- Exercise goal: Search the data below for "March"; list each line that holds it.

(Stored records)
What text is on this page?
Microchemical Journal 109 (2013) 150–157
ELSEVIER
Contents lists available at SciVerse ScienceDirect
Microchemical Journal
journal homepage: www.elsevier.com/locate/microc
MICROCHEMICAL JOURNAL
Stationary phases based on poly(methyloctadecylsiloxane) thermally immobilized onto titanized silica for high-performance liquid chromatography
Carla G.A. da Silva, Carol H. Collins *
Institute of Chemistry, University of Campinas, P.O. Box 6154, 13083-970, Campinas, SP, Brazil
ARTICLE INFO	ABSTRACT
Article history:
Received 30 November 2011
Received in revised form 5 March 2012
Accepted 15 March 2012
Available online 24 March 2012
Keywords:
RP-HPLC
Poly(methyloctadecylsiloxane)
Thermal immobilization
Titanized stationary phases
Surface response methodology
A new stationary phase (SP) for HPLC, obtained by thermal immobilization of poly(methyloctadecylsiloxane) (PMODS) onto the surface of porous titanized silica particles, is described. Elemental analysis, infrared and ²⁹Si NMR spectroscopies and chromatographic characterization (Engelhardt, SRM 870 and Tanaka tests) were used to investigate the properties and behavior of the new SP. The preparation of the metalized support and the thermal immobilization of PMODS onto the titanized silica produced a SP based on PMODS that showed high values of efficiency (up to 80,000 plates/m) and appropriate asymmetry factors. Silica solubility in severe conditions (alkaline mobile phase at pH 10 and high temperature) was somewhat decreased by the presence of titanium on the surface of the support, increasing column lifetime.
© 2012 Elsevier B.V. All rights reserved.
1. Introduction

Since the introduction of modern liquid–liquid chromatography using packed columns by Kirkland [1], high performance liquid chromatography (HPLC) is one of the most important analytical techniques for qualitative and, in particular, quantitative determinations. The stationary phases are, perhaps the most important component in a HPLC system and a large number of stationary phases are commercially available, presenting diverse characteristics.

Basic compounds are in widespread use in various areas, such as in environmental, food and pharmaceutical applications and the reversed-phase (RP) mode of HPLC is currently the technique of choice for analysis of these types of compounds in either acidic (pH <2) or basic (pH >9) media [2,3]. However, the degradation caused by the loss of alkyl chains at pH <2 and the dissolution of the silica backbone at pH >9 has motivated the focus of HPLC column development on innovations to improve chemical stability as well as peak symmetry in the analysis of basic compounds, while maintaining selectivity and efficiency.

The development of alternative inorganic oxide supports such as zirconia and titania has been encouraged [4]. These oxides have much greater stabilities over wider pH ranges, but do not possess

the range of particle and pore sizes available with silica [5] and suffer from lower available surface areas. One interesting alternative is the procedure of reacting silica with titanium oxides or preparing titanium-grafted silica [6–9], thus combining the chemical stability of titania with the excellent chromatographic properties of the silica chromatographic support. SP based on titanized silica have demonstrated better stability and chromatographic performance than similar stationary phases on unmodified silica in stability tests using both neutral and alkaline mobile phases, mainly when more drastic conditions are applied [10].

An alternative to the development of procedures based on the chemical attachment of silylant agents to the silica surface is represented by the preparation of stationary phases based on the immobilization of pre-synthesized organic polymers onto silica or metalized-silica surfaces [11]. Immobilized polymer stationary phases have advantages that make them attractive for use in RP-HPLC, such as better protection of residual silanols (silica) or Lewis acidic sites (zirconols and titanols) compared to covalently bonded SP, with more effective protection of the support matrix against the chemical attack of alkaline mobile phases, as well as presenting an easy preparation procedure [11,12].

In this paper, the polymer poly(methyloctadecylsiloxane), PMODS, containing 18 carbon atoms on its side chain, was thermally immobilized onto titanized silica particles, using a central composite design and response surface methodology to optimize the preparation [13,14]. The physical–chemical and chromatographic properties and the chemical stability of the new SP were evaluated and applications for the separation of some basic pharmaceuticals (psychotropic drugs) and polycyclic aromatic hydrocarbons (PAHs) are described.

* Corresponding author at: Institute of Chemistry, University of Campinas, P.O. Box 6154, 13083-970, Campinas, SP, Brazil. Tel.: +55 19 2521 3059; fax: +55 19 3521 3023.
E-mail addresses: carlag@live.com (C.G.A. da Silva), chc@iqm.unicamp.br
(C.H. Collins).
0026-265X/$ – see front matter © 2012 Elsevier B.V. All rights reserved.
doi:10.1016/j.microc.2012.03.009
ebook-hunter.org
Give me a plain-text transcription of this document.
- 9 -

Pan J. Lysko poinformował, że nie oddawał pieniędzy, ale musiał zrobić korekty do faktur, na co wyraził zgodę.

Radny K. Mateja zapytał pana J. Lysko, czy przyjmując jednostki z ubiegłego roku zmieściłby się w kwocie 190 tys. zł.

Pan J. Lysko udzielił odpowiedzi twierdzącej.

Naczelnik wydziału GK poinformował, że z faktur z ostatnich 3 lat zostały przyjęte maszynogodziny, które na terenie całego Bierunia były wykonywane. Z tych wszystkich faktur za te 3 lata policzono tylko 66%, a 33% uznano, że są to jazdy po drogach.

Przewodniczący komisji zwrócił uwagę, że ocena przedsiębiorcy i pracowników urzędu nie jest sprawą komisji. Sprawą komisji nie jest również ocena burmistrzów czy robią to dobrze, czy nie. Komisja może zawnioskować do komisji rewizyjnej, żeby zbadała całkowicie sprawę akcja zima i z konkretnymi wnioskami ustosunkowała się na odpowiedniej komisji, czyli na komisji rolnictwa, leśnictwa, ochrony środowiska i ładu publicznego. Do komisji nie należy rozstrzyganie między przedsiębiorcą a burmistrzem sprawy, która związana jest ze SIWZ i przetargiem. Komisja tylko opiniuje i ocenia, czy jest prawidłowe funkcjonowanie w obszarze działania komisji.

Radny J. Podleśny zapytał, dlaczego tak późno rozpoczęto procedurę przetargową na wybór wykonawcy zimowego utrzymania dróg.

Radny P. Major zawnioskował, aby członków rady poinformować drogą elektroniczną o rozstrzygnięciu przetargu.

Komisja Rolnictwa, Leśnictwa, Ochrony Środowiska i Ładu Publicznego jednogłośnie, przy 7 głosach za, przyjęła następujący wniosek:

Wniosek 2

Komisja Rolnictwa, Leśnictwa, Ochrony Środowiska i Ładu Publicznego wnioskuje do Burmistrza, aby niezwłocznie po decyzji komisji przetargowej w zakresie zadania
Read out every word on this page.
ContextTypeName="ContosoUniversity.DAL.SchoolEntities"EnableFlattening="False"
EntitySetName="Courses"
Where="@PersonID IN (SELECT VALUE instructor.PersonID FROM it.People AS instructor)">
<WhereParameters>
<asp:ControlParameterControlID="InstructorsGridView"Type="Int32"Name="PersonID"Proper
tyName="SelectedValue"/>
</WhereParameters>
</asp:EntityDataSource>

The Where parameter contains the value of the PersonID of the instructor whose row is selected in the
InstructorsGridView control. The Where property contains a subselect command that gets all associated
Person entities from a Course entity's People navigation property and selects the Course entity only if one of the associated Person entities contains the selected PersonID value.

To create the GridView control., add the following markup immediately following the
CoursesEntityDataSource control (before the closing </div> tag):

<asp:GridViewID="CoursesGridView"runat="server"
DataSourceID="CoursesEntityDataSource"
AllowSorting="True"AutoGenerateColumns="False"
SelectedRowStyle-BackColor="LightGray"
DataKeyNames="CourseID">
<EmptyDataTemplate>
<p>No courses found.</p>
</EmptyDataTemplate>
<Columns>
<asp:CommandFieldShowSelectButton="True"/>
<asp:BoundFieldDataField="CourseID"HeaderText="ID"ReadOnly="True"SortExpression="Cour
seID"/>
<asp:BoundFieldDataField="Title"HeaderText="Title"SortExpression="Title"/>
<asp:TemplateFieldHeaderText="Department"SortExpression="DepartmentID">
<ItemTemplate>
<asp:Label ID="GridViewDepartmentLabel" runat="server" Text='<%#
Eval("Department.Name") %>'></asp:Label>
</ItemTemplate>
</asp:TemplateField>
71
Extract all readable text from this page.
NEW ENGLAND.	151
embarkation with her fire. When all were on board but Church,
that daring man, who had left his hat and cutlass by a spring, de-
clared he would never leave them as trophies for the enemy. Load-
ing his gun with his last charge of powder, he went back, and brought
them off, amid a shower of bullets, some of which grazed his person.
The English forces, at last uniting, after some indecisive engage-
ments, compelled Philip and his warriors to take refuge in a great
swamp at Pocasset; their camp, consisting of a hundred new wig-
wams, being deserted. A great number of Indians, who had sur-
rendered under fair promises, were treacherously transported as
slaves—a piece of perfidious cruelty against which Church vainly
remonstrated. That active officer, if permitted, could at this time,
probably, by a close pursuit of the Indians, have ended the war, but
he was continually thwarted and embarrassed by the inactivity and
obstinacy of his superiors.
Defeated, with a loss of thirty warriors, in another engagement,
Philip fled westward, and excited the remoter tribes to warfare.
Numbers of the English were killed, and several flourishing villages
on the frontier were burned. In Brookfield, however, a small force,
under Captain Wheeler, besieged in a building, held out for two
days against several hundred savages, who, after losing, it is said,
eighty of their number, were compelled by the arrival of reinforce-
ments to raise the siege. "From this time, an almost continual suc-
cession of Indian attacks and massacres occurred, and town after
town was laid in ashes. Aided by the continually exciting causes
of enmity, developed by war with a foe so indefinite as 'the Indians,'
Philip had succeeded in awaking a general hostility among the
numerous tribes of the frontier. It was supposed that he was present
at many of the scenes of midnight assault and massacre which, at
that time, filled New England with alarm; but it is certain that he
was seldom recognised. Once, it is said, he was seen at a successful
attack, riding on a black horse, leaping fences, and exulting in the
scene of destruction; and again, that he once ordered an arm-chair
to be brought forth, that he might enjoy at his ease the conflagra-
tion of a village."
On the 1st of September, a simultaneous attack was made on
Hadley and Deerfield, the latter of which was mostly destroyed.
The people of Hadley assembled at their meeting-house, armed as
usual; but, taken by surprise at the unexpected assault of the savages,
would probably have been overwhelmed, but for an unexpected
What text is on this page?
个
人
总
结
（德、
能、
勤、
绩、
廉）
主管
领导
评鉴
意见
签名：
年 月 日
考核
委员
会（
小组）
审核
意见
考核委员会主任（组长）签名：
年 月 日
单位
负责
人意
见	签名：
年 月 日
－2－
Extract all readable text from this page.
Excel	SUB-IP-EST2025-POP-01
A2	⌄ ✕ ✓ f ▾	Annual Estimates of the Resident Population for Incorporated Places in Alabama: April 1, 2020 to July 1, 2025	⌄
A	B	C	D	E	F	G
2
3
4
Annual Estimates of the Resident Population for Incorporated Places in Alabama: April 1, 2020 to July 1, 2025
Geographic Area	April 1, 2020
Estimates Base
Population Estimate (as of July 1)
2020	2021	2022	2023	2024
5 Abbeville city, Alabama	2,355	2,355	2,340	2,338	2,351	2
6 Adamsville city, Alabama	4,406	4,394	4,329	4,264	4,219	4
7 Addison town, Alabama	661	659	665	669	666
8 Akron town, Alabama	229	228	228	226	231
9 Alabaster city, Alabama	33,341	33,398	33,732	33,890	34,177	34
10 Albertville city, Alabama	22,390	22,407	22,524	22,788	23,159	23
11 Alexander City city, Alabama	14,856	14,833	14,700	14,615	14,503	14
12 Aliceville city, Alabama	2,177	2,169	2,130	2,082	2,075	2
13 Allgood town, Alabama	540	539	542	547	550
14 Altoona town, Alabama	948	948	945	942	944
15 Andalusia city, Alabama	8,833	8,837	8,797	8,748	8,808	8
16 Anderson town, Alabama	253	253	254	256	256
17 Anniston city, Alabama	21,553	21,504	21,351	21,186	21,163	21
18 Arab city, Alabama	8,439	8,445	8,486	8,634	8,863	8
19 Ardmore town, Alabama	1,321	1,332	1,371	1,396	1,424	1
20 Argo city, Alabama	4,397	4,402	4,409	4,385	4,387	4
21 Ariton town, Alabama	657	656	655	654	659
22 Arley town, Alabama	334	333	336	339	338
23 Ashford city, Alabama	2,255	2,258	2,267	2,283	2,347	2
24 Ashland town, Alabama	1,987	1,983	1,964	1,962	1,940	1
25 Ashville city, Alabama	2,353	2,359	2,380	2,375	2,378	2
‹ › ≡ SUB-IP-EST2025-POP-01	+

- Task result:
Received in revised form 5 March 2012
Accepted 15 March 2012
Available online 24 March 2012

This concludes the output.